Dataset entries
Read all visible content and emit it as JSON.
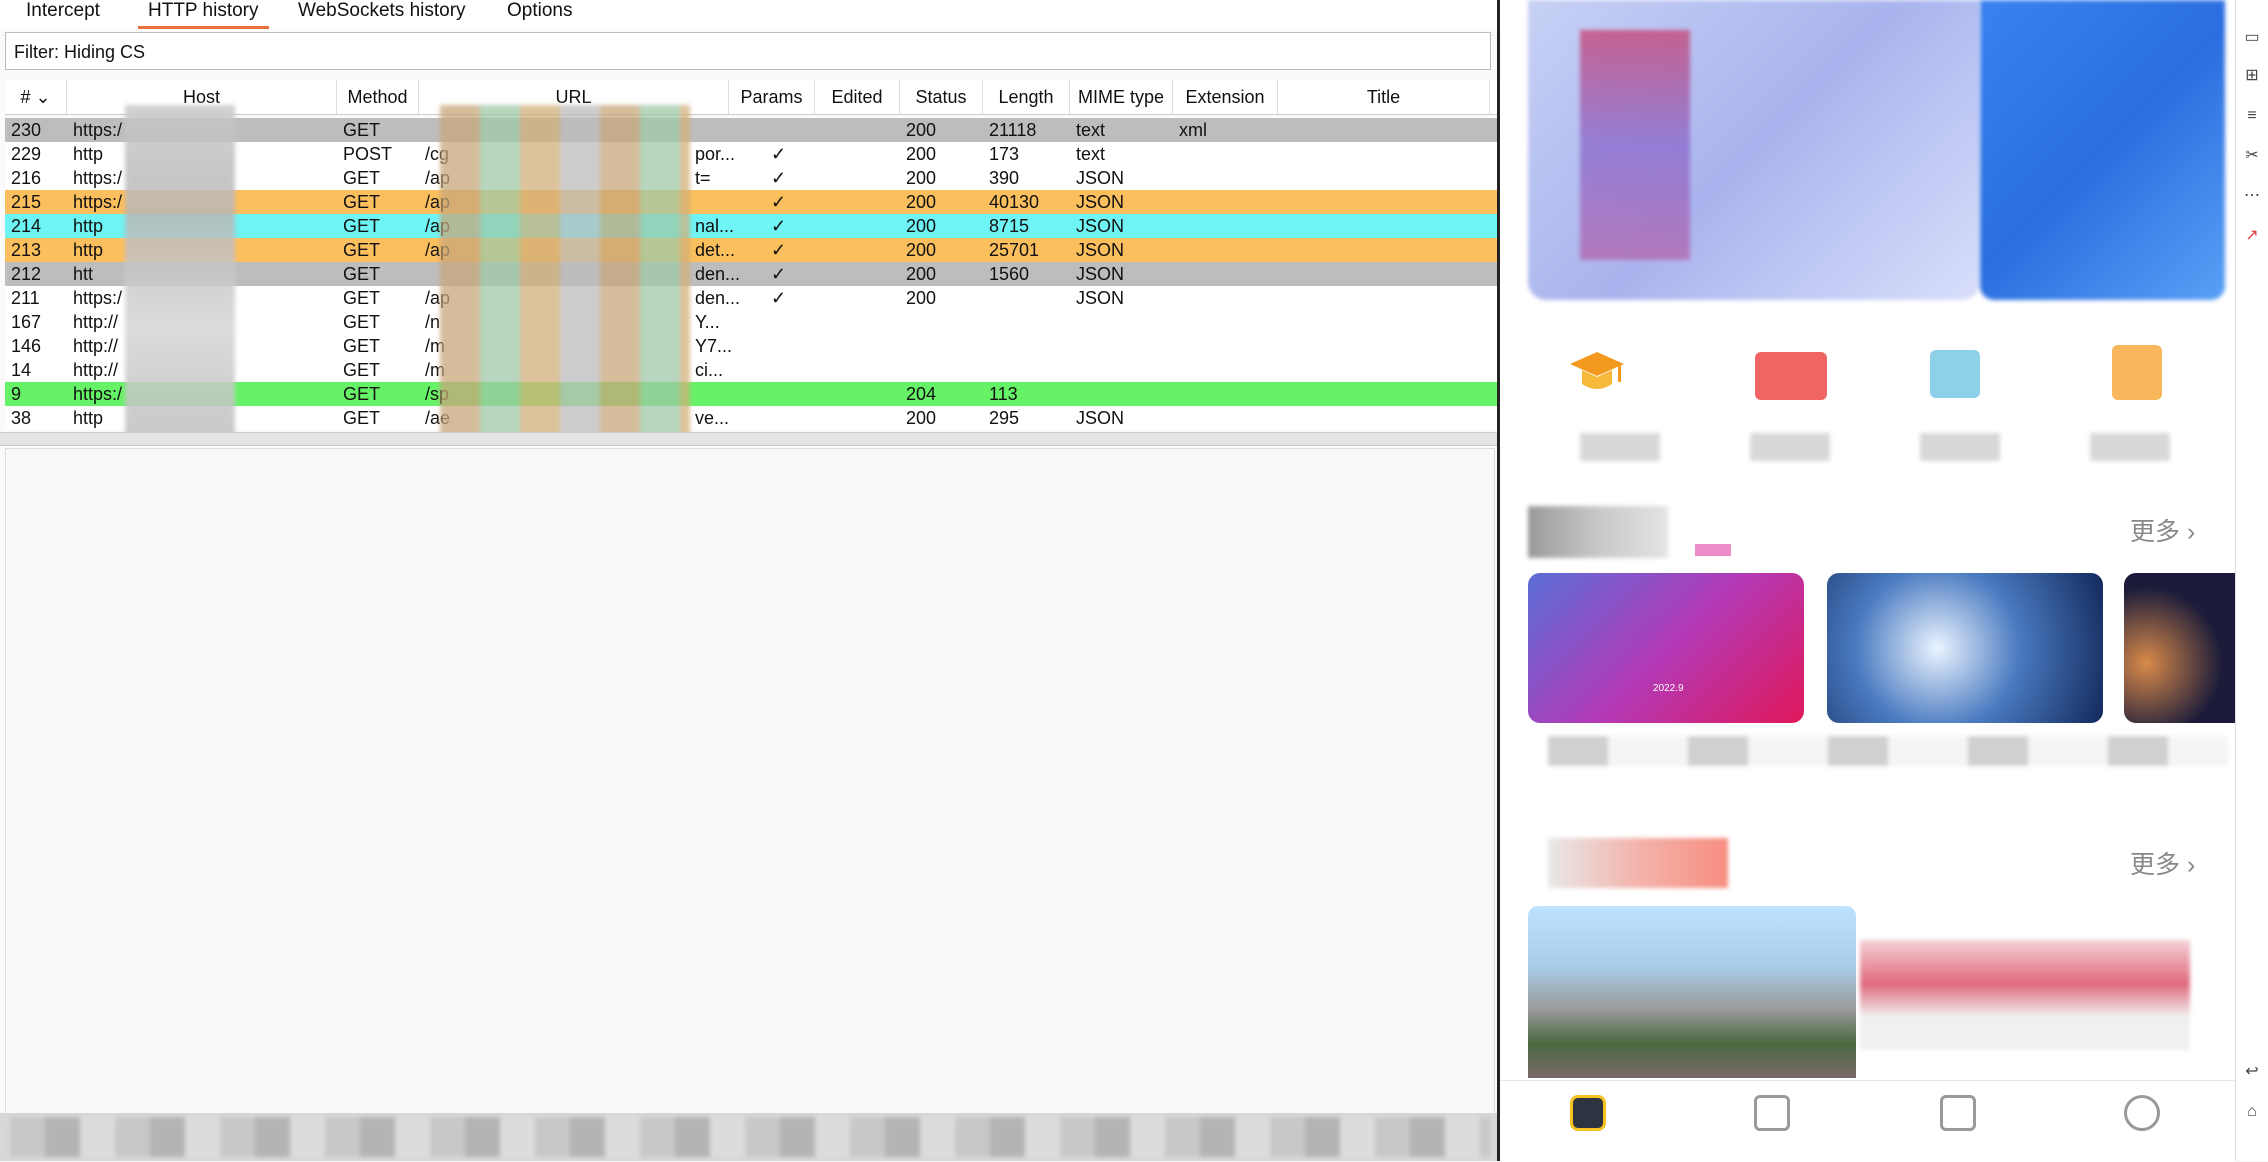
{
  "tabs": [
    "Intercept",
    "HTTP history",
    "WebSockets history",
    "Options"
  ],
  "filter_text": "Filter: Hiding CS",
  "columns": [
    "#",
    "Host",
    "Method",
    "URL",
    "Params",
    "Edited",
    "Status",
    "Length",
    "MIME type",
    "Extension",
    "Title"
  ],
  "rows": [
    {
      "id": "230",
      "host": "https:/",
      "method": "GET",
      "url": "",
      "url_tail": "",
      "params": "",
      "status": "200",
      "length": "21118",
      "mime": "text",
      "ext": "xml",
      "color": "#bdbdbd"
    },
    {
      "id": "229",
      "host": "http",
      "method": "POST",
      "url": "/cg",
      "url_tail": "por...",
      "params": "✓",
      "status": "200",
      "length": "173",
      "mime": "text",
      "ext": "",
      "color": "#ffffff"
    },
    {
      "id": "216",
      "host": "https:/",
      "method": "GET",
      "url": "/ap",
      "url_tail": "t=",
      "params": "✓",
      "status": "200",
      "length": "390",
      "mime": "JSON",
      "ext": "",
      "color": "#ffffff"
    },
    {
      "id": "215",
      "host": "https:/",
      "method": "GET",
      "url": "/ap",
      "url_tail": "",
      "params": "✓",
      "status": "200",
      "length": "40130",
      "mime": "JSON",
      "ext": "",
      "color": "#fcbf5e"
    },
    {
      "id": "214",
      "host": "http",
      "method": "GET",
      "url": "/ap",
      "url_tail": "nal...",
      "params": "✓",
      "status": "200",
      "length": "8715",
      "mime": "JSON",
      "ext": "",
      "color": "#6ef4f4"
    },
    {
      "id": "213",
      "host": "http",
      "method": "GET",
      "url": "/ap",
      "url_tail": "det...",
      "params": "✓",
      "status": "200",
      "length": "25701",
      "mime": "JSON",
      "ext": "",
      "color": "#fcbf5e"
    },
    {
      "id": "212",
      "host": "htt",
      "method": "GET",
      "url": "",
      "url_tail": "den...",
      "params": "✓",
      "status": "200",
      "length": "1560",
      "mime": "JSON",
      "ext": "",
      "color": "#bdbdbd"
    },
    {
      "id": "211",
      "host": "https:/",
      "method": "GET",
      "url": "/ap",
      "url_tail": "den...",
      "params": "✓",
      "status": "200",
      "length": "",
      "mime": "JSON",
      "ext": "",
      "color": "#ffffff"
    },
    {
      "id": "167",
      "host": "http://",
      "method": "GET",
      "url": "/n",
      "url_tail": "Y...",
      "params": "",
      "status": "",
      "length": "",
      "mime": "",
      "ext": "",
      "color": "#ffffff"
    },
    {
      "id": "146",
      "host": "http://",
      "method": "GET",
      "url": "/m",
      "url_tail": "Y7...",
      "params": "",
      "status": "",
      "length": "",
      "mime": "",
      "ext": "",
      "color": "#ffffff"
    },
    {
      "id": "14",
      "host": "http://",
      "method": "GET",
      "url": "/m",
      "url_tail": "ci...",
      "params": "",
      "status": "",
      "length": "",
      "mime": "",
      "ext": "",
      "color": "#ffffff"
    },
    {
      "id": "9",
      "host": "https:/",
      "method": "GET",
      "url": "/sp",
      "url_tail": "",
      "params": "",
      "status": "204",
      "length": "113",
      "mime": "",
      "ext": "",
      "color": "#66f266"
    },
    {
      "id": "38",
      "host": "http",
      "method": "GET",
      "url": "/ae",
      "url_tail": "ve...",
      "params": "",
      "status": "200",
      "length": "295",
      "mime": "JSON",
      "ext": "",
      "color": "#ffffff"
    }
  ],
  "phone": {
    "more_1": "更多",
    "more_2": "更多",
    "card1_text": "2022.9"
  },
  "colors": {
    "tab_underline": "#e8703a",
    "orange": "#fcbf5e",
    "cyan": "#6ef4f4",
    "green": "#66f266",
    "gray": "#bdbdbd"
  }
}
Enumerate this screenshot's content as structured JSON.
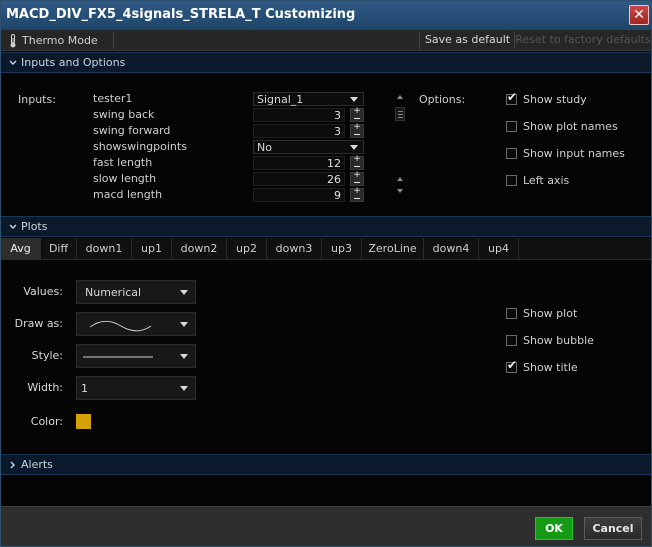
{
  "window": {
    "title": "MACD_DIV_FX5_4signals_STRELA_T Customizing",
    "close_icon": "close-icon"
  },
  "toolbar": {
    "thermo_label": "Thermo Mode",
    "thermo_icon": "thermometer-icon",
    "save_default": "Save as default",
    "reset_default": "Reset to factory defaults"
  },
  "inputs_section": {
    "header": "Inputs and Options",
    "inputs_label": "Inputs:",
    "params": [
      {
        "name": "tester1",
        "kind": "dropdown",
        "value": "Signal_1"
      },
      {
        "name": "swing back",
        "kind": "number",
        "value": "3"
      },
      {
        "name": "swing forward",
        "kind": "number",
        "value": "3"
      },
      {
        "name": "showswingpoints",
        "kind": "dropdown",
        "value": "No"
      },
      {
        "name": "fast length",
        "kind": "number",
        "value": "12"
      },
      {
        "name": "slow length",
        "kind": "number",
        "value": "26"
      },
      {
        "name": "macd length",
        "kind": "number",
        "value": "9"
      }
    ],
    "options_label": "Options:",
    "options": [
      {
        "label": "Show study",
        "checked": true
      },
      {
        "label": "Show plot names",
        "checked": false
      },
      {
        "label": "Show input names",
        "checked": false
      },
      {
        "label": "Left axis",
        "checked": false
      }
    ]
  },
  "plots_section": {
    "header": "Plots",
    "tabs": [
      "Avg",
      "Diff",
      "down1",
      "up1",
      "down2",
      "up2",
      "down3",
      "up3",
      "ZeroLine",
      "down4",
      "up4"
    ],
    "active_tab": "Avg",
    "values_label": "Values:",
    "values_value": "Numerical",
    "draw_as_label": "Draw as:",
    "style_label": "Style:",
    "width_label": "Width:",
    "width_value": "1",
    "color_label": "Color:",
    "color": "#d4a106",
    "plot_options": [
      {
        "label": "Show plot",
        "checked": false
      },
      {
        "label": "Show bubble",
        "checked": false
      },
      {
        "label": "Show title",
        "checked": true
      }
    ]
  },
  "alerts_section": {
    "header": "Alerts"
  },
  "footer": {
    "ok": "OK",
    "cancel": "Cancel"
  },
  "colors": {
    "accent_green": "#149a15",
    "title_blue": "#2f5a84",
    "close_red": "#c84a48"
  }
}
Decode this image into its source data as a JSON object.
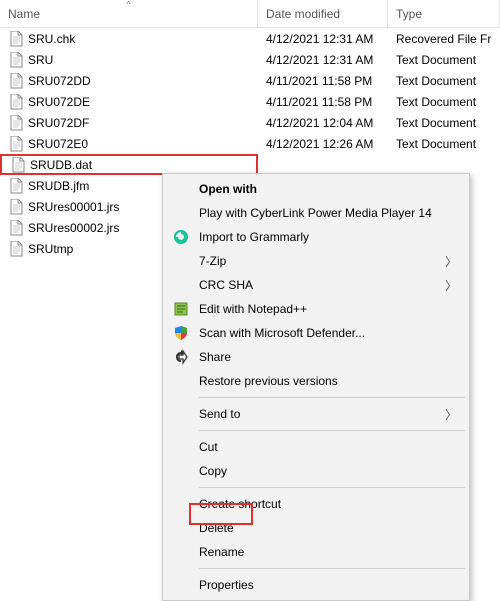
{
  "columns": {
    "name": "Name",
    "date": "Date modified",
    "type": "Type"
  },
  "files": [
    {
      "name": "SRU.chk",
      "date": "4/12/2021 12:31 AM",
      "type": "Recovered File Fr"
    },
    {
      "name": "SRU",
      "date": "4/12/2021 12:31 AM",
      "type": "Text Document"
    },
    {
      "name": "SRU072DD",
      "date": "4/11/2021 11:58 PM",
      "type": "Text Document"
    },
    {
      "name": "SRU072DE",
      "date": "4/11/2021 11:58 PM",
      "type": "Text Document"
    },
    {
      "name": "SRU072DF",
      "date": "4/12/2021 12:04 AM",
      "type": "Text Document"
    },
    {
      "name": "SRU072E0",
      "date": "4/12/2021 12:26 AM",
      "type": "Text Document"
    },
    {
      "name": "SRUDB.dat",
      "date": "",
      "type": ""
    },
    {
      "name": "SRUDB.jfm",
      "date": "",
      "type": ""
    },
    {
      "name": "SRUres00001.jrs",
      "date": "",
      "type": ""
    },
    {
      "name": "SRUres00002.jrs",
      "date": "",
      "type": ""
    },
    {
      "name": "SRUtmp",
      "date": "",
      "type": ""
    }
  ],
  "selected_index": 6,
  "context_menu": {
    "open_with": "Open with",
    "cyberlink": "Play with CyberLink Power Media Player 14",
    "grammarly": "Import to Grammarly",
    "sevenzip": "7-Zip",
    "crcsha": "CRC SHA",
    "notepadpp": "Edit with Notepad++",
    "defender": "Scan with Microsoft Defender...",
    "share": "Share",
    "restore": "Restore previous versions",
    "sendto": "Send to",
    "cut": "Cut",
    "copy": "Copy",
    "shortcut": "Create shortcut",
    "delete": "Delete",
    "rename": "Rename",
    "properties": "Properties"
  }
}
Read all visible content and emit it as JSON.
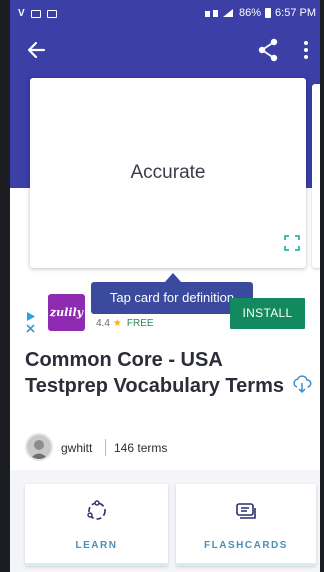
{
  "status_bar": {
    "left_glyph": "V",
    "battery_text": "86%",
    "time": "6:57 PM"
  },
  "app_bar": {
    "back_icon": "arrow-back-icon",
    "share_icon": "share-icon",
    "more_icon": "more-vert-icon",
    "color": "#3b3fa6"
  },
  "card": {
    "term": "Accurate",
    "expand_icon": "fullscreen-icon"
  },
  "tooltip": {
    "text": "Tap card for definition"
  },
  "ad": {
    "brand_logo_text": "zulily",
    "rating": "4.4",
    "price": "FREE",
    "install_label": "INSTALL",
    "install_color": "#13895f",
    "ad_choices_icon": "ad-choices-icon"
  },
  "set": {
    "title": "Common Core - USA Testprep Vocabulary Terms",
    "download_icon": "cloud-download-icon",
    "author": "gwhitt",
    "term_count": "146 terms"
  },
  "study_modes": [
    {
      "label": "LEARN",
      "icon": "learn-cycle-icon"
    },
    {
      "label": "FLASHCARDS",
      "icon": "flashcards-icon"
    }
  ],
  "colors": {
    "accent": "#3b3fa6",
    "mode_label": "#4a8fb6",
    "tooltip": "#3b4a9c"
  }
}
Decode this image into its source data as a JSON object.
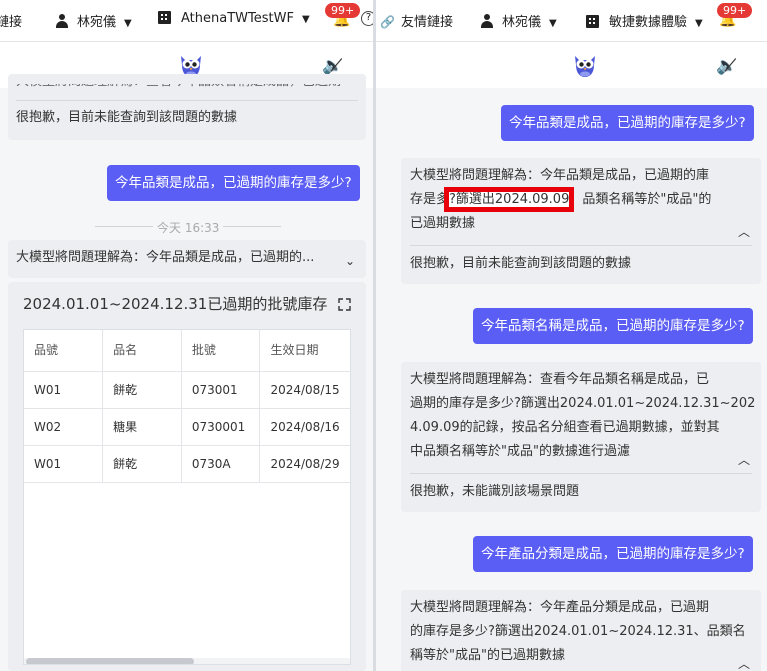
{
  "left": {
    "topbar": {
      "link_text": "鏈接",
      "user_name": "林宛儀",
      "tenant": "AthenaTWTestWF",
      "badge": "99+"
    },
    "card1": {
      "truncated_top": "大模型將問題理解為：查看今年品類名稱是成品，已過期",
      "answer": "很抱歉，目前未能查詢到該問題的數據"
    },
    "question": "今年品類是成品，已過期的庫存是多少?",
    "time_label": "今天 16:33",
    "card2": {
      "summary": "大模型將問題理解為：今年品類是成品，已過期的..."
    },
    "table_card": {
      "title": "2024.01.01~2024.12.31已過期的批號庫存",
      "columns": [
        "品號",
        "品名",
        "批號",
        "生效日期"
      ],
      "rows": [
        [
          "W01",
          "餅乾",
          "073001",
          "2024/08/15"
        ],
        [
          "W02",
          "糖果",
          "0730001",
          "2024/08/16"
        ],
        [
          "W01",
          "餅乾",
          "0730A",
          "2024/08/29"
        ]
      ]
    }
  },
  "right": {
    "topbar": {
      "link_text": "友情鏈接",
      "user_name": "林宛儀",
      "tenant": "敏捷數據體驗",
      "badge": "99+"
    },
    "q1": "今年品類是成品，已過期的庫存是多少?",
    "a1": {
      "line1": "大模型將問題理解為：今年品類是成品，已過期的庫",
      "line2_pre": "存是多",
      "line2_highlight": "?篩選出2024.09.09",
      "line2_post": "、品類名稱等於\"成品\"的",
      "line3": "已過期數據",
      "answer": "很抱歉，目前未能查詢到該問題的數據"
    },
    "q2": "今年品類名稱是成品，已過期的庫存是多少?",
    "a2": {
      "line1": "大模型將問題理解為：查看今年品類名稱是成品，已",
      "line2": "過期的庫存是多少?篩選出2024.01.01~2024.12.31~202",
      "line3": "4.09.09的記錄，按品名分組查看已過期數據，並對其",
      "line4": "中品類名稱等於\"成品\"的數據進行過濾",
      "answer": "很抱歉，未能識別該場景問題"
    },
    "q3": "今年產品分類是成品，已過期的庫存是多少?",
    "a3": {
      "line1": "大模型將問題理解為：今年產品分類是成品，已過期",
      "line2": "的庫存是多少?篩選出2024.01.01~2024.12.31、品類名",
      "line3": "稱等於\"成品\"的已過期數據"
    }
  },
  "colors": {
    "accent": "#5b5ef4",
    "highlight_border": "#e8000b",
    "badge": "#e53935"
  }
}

** WHAT TO PRODUCE **
Look over the material above and show each line where "names" appears.

** ANSWER TO THE EXERCISE **
        "label": "Show plot names",
        "label": "Show input names",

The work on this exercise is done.